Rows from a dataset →
[START]
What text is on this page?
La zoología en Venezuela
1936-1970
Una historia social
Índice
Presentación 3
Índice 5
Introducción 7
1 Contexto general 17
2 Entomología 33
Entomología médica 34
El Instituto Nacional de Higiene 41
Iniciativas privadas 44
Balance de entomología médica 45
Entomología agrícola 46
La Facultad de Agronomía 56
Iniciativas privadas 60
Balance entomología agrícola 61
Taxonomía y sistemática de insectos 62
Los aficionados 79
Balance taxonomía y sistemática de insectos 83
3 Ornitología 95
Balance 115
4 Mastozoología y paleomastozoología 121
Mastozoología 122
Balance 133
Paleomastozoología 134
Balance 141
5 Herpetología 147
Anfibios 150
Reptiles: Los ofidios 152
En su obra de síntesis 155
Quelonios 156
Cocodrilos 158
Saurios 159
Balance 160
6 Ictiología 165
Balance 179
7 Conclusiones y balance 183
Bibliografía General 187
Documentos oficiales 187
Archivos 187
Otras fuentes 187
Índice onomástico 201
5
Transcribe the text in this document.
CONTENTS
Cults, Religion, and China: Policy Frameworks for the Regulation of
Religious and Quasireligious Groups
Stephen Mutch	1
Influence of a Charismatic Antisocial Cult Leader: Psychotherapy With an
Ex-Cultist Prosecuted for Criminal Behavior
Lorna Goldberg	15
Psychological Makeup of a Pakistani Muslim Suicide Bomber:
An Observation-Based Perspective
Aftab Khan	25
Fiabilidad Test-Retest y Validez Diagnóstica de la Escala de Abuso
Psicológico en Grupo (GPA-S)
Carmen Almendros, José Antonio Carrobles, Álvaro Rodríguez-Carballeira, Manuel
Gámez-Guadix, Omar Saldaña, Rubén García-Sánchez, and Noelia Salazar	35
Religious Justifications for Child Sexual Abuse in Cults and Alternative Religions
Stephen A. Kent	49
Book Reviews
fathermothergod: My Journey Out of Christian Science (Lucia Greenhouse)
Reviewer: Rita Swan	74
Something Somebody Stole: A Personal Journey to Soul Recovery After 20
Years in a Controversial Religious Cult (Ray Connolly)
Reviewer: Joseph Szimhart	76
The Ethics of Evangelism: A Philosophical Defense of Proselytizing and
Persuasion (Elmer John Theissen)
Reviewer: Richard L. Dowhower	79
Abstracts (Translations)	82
[END]
GIVEN TASK → Go through the entries and repeat each one exactly.

SOLUTION TO THIS TASK →
What text is on this page?
La zoología en Venezuela
1936-1970
Una historia social
Índice
Presentación 3
Índice 5
Introducción 7
1 Contexto general 17
2 Entomología 33
Entomología médica 34
El Instituto Nacional de Higiene 41
Iniciativas privadas 44
Balance de entomología médica 45
Entomología agrícola 46
La Facultad de Agronomía 56
Iniciativas privadas 60
Balance entomología agrícola 61
Taxonomía y sistemática de insectos 62
Los aficionados 79
Balance taxonomía y sistemática de insectos 83
3 Ornitología 95
Balance 115
4 Mastozoología y paleomastozoología 121
Mastozoología 122
Balance 133
Paleomastozoología 134
Balance 141
5 Herpetología 147
Anfibios 150
Reptiles: Los ofidios 152
En su obra de síntesis 155
Quelonios 156
Cocodrilos 158
Saurios 159
Balance 160
6 Ictiología 165
Balance 179
7 Conclusiones y balance 183
Bibliografía General 187
Documentos oficiales 187
Archivos 187
Otras fuentes 187
Índice onomástico 201
5
Transcribe the text in this document.
CONTENTS
Cults, Religion, and China: Policy Frameworks for the Regulation of
Religious and Quasireligious Groups
Stephen Mutch	1
Influence of a Charismatic Antisocial Cult Leader: Psychotherapy With an
Ex-Cultist Prosecuted for Criminal Behavior
Lorna Goldberg	15
Psychological Makeup of a Pakistani Muslim Suicide Bomber:
An Observation-Based Perspective
Aftab Khan	25
Fiabilidad Test-Retest y Validez Diagnóstica de la Escala de Abuso
Psicológico en Grupo (GPA-S)
Carmen Almendros, José Antonio Carrobles, Álvaro Rodríguez-Carballeira, Manuel
Gámez-Guadix, Omar Saldaña, Rubén García-Sánchez, and Noelia Salazar	35
Religious Justifications for Child Sexual Abuse in Cults and Alternative Religions
Stephen A. Kent	49
Book Reviews
fathermothergod: My Journey Out of Christian Science (Lucia Greenhouse)
Reviewer: Rita Swan	74
Something Somebody Stole: A Personal Journey to Soul Recovery After 20
Years in a Controversial Religious Cult (Ray Connolly)
Reviewer: Joseph Szimhart	76
The Ethics of Evangelism: A Philosophical Defense of Proselytizing and
Persuasion (Elmer John Theissen)
Reviewer: Richard L. Dowhower	79
Abstracts (Translations)	82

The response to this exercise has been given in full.